• [WHAT TO WORK ON]:
Select the lines that contain "this" and copy each of them.

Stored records
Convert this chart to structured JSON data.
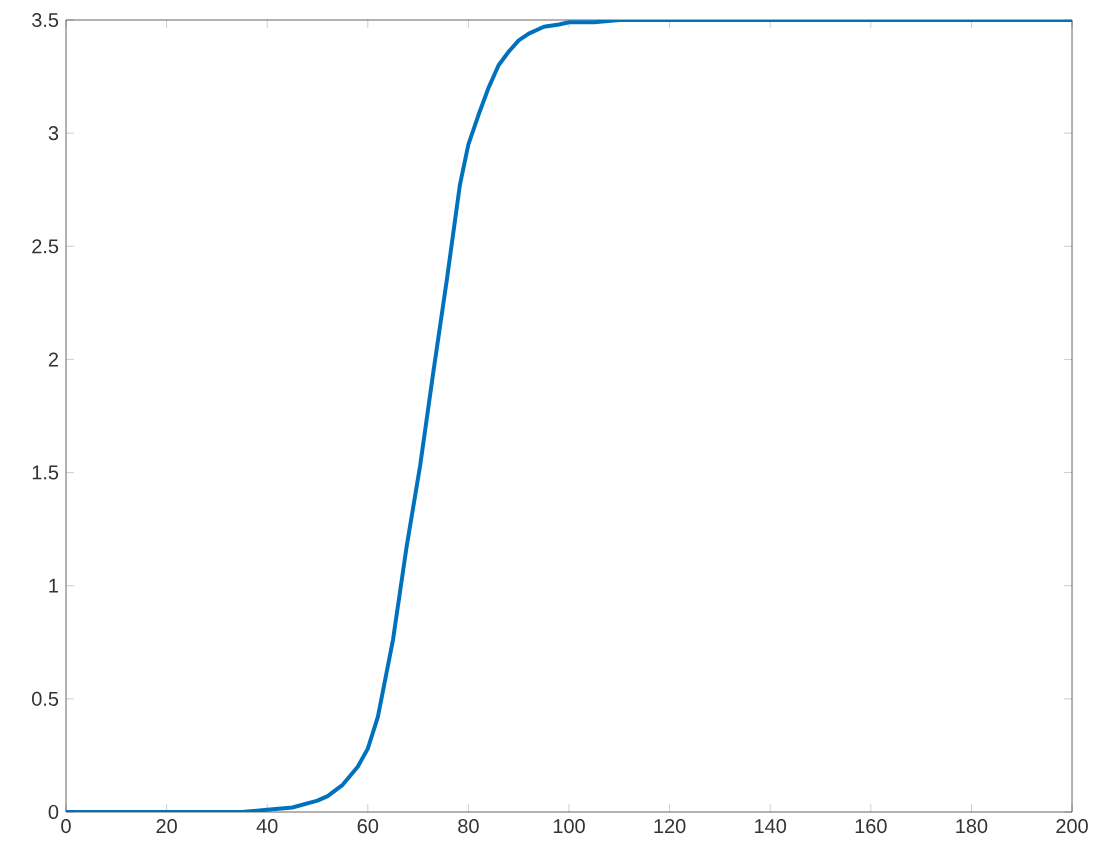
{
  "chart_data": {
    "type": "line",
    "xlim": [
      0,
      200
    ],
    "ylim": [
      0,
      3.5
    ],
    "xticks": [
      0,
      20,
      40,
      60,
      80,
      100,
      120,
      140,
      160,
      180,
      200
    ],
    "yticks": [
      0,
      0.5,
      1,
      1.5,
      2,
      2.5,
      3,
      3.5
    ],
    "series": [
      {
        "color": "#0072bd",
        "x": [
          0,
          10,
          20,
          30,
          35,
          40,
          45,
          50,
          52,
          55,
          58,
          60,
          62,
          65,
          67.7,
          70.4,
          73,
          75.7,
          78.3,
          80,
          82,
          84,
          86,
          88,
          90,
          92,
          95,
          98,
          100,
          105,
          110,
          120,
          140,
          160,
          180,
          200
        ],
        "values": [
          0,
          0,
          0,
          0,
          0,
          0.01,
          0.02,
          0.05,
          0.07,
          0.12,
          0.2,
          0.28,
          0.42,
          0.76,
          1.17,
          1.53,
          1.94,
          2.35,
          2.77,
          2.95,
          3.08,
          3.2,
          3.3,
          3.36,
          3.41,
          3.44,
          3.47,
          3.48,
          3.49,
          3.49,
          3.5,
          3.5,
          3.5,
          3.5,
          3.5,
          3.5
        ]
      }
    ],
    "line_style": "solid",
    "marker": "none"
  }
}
...
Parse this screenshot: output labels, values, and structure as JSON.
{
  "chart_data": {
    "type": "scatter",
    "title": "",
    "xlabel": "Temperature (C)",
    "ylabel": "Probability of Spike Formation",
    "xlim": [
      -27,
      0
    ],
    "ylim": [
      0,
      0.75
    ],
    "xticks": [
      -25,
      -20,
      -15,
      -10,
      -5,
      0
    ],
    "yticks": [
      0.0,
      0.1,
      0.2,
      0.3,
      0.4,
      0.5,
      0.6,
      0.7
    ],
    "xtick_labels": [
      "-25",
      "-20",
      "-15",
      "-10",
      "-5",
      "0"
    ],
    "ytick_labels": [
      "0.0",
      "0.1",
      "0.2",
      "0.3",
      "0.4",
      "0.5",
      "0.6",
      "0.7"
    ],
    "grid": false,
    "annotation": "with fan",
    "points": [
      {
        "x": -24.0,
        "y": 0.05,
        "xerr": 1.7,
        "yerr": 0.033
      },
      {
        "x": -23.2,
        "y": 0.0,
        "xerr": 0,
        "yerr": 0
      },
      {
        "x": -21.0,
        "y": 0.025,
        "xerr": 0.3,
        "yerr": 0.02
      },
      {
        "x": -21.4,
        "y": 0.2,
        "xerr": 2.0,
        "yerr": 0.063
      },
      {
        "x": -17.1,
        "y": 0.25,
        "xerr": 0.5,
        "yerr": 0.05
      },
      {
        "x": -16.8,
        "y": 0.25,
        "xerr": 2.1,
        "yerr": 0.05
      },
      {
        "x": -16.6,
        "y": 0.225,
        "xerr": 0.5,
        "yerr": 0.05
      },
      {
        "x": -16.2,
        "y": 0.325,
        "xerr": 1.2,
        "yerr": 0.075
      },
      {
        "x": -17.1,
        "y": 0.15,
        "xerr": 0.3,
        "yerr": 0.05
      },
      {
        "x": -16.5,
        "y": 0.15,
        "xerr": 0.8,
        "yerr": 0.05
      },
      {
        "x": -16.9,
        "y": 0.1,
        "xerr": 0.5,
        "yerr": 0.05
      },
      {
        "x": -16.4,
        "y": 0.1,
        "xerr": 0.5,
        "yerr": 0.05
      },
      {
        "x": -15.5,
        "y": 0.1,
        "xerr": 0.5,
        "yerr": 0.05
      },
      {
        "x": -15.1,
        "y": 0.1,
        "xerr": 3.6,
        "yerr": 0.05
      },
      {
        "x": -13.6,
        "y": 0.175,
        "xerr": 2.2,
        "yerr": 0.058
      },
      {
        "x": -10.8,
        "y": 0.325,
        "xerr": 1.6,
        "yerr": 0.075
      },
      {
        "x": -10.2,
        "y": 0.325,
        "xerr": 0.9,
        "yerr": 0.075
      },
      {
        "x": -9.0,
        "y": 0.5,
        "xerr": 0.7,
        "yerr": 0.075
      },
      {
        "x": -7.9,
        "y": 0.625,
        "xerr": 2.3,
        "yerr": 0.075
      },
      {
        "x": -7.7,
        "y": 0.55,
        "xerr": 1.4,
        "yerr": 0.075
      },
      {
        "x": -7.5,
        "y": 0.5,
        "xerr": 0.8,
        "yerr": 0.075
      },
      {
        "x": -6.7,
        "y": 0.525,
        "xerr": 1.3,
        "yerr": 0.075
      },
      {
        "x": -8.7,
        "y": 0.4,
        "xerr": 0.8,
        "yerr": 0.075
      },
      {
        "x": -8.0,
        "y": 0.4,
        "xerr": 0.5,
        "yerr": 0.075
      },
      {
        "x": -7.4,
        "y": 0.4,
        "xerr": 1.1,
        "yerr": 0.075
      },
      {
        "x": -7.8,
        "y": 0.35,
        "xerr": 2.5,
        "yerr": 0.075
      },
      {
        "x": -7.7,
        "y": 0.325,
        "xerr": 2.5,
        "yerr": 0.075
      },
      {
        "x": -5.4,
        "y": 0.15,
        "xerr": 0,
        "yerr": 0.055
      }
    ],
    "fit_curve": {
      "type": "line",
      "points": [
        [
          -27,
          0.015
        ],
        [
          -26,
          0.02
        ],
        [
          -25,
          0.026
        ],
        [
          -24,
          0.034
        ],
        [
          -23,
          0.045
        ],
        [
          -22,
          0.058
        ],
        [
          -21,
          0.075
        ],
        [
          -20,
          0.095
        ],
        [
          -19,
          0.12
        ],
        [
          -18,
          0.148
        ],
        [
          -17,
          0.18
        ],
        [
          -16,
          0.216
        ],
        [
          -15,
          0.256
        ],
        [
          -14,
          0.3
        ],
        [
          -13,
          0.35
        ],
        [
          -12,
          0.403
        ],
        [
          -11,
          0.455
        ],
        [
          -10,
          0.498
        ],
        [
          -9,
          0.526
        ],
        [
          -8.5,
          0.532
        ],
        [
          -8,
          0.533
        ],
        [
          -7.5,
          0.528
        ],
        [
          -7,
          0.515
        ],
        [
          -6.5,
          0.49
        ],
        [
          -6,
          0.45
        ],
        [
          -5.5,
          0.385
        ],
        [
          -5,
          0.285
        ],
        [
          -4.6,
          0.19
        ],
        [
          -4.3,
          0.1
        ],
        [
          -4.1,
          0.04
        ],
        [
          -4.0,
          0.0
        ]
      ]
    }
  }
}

• [RESPONSE]:
Convert this chart to structured JSON data.
Parse this screenshot: output labels, values, and structure as JSON.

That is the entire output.